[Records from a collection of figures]
+-------+

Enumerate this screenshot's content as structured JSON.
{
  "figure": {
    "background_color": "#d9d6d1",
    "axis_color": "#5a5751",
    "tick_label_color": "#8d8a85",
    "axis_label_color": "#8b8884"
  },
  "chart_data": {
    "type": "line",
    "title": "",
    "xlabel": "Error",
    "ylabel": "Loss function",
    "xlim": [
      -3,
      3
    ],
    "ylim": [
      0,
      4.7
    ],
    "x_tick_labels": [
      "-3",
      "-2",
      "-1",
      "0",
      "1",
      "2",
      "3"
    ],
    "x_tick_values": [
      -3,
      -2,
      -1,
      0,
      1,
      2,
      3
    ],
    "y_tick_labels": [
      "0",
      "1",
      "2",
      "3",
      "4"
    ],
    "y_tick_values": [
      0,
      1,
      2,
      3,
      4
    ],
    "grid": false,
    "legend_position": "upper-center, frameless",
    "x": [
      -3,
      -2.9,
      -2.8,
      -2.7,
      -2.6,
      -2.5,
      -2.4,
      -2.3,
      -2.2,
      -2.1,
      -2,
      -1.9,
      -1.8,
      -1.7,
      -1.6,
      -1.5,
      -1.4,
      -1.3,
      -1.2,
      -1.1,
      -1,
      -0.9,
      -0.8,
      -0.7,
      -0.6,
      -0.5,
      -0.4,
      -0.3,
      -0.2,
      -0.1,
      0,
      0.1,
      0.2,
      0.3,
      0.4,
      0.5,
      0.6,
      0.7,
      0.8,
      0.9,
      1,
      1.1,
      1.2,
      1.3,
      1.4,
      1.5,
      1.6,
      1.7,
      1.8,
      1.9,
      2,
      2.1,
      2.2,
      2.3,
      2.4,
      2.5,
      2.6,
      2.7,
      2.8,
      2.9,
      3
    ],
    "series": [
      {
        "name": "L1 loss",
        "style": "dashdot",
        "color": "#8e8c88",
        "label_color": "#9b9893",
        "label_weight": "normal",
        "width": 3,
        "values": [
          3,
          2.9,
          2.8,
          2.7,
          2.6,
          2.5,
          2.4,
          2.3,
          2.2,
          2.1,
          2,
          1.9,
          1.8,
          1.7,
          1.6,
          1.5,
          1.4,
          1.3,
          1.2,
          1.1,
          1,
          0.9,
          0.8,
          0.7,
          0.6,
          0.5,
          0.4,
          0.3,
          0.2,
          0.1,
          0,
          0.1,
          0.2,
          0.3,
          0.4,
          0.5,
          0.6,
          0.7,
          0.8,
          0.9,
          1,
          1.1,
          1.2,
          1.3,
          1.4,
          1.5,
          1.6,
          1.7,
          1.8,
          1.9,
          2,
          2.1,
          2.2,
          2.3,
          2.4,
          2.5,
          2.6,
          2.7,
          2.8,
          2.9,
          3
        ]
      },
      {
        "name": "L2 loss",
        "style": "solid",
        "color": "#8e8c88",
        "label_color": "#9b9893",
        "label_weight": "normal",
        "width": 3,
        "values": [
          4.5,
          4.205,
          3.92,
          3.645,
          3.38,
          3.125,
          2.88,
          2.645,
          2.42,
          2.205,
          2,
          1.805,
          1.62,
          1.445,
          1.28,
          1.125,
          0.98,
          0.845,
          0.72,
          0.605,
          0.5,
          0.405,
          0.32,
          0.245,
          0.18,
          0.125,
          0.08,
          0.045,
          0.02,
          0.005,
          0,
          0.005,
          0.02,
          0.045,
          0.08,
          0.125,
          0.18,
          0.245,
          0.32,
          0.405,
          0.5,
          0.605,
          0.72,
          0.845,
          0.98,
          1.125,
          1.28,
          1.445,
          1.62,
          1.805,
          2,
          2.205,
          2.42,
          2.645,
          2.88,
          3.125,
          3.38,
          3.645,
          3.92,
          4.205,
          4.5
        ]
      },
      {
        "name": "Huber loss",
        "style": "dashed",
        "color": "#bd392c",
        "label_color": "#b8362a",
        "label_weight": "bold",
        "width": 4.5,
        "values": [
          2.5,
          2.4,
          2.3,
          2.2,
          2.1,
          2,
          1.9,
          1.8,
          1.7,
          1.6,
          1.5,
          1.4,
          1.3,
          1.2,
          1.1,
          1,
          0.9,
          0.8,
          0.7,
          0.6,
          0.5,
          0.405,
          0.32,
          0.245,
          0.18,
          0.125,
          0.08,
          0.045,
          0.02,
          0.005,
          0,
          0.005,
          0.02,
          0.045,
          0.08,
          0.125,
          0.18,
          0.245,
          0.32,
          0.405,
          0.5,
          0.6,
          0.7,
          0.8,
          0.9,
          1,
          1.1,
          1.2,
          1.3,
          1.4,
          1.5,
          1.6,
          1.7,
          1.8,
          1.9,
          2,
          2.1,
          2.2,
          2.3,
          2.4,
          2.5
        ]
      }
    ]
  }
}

+-------+

* **DIRECTIVE**
In the records above, locate the lines holding the word "style". Copy each of them.

* **FULL ANSWER**
        "style": "dashdot",
        "style": "solid",
        "style": "dashed",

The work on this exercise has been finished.